• EXERCISE TASK:
Take every line from the listing below that contains "Indice".

• INPUT:

§

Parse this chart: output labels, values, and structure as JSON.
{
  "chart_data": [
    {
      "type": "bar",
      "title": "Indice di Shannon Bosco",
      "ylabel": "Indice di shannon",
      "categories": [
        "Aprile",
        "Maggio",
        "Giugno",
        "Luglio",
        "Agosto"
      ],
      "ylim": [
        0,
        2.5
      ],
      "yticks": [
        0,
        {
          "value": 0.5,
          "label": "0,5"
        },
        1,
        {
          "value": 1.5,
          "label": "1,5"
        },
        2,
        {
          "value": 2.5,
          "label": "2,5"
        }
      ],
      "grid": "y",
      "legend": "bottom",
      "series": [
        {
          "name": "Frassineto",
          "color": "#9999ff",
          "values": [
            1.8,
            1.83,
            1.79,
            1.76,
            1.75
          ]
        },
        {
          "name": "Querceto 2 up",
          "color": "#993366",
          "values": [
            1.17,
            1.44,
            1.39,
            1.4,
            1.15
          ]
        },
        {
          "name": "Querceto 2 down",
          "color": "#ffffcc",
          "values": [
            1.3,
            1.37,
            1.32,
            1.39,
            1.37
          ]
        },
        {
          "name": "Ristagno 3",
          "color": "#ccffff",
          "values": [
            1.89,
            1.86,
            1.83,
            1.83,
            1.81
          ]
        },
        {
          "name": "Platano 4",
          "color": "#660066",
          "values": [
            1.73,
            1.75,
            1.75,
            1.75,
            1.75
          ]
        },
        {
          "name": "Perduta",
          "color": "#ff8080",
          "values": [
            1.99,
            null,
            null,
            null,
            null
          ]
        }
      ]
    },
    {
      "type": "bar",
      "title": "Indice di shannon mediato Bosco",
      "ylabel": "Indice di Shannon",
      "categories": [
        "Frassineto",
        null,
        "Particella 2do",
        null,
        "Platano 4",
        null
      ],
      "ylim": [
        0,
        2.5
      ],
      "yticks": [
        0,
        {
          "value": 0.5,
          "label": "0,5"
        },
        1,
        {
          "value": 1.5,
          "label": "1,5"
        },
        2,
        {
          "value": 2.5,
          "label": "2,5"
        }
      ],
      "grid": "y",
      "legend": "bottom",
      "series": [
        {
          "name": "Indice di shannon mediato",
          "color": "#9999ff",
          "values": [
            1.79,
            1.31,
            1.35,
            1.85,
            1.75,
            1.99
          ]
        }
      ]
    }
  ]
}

§

• SOLUTION TO THIS TASK:
      "title": "Indice di Shannon Bosco",
      "ylabel": "Indice di shannon",
      "title": "Indice di shannon mediato Bosco",
      "ylabel": "Indice di Shannon",
          "name": "Indice di shannon mediato",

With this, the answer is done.